**SET TASK:** Every line that holds "disease" should be shown.
• • • •
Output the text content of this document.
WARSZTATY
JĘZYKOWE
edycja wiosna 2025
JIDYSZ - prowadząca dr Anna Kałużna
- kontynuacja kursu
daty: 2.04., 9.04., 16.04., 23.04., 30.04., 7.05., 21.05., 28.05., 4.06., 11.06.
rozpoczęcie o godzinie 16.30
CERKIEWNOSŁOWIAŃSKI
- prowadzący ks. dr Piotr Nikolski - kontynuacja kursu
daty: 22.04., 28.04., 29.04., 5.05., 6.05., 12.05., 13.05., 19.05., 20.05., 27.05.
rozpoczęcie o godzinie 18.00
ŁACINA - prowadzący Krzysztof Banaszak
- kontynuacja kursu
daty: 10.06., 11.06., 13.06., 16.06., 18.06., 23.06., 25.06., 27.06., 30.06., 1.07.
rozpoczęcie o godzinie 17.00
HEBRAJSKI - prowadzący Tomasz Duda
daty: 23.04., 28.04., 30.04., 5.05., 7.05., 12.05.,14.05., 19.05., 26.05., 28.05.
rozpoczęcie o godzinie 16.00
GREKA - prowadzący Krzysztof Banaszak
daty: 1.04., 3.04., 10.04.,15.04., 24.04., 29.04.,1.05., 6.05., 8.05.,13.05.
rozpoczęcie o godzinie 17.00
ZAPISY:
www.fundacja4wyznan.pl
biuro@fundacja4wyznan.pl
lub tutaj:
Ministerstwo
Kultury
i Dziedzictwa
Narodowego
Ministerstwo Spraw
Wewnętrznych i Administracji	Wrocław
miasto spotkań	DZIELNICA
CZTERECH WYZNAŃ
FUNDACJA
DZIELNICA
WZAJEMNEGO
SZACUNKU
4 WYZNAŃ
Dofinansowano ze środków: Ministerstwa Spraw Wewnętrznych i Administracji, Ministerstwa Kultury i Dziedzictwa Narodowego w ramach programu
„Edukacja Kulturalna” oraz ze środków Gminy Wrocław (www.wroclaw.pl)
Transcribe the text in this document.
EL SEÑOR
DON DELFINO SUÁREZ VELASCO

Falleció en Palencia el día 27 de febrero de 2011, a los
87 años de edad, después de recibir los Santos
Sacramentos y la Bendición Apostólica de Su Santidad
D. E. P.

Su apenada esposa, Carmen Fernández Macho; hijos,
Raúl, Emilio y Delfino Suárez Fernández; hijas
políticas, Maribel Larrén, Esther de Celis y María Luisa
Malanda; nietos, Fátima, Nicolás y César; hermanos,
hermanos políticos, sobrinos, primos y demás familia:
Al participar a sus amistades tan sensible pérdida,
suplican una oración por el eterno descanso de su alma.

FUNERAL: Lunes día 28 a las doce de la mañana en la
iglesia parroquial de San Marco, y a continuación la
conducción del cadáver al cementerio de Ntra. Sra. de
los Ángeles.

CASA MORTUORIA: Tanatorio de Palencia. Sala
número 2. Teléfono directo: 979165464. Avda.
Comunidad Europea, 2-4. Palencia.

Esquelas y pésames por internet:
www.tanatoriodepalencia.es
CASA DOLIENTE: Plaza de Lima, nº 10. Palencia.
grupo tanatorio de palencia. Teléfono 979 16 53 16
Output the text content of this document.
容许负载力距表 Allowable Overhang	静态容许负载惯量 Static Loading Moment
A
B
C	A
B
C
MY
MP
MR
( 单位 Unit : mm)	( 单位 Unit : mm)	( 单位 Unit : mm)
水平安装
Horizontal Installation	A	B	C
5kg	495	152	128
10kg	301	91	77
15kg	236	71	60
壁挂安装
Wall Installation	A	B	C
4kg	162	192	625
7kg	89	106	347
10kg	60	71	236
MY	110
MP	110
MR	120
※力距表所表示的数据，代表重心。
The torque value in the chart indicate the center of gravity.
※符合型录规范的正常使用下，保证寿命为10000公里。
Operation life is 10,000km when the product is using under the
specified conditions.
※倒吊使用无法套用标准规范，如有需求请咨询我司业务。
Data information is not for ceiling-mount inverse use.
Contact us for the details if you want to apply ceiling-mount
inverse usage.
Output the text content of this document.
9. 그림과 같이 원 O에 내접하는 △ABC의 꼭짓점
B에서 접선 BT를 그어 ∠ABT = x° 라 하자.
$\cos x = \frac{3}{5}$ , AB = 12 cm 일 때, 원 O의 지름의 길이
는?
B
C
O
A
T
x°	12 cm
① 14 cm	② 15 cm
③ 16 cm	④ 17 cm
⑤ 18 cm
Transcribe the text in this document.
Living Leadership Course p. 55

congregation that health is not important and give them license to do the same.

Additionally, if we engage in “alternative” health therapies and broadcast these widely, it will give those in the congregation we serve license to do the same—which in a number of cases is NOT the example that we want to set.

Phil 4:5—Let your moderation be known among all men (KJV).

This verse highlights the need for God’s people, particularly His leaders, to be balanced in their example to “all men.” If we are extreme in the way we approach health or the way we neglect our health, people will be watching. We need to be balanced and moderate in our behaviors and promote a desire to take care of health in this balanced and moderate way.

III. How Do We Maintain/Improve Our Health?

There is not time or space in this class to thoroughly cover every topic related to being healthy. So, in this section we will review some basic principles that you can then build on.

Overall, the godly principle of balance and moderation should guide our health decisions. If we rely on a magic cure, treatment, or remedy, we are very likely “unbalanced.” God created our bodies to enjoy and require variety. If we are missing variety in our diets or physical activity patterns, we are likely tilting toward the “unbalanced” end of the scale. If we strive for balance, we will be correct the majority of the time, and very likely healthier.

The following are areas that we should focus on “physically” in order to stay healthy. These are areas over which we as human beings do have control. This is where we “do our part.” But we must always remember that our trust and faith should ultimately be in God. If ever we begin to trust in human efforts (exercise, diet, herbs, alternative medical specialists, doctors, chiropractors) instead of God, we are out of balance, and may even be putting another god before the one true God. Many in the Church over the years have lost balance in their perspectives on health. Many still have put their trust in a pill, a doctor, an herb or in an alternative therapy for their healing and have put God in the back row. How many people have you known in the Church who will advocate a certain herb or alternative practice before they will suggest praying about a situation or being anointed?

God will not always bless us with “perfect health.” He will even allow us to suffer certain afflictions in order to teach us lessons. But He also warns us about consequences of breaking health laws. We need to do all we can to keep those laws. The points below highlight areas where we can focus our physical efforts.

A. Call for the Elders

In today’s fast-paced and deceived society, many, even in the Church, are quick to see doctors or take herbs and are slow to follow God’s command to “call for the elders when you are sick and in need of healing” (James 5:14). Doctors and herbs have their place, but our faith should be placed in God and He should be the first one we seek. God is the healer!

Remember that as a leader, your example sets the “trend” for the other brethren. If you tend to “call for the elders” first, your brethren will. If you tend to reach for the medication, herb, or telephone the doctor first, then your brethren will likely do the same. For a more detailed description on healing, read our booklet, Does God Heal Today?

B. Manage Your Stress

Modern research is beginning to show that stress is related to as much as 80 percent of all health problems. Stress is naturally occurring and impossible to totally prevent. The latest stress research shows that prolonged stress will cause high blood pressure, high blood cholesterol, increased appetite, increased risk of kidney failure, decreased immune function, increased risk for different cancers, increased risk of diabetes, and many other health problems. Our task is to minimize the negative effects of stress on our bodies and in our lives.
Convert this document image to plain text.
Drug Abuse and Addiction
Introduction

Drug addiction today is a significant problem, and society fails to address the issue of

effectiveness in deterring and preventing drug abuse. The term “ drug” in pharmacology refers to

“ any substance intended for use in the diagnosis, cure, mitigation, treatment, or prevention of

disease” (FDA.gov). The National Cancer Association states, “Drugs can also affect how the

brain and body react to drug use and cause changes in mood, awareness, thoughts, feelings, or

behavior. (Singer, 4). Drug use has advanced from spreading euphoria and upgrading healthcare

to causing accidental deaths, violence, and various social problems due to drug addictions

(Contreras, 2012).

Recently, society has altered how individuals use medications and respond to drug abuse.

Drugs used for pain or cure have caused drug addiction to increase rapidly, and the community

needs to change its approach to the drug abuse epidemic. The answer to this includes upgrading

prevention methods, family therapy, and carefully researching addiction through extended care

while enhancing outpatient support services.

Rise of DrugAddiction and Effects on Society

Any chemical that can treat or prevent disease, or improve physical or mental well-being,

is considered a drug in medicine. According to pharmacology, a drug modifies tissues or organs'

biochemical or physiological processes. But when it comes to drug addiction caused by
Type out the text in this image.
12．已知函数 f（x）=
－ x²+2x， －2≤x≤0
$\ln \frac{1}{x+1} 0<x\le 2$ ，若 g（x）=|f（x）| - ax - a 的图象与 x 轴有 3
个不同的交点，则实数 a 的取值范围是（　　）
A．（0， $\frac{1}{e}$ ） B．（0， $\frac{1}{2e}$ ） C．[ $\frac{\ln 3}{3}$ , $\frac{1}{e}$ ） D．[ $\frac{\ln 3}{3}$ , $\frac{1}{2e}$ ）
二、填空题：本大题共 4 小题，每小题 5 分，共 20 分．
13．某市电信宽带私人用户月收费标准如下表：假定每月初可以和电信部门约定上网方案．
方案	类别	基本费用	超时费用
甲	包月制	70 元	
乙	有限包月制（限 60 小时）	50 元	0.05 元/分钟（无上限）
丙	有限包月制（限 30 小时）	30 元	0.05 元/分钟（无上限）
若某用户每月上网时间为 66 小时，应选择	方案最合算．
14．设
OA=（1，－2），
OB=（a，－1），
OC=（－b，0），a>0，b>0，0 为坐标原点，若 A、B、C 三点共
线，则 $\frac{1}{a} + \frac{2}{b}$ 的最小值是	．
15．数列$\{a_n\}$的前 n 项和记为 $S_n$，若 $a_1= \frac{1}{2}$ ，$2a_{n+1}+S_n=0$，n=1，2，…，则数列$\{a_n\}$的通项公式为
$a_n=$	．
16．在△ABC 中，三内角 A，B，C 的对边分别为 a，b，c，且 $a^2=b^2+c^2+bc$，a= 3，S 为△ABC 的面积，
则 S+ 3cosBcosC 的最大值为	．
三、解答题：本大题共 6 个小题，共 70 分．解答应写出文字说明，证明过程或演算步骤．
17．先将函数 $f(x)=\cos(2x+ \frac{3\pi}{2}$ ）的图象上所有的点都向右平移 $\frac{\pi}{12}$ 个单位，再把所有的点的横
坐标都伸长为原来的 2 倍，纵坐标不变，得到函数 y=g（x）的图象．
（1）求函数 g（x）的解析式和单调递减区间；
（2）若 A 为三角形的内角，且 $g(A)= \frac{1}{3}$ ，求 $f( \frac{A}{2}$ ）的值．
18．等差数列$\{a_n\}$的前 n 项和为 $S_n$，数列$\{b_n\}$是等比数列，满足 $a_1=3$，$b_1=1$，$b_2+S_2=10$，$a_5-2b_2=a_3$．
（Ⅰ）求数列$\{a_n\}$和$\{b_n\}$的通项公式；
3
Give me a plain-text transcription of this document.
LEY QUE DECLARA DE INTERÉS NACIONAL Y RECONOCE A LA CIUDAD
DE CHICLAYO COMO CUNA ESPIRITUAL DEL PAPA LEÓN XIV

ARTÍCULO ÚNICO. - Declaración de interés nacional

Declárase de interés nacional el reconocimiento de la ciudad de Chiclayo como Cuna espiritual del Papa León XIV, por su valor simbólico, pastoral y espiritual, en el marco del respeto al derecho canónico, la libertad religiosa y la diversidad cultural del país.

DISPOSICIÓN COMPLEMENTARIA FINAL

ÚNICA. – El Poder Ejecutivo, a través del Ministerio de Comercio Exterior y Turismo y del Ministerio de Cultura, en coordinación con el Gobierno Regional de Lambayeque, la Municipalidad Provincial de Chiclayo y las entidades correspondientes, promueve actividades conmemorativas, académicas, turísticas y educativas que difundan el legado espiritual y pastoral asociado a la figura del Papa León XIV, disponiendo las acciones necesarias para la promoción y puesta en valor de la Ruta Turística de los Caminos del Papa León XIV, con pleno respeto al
• • • •
**FULL OUTPUT:**
disease” (FDA.gov). The National Cancer Association states, “Drugs can also affect how the
Any chemical that can treat or prevent disease, or improve physical or mental well-being,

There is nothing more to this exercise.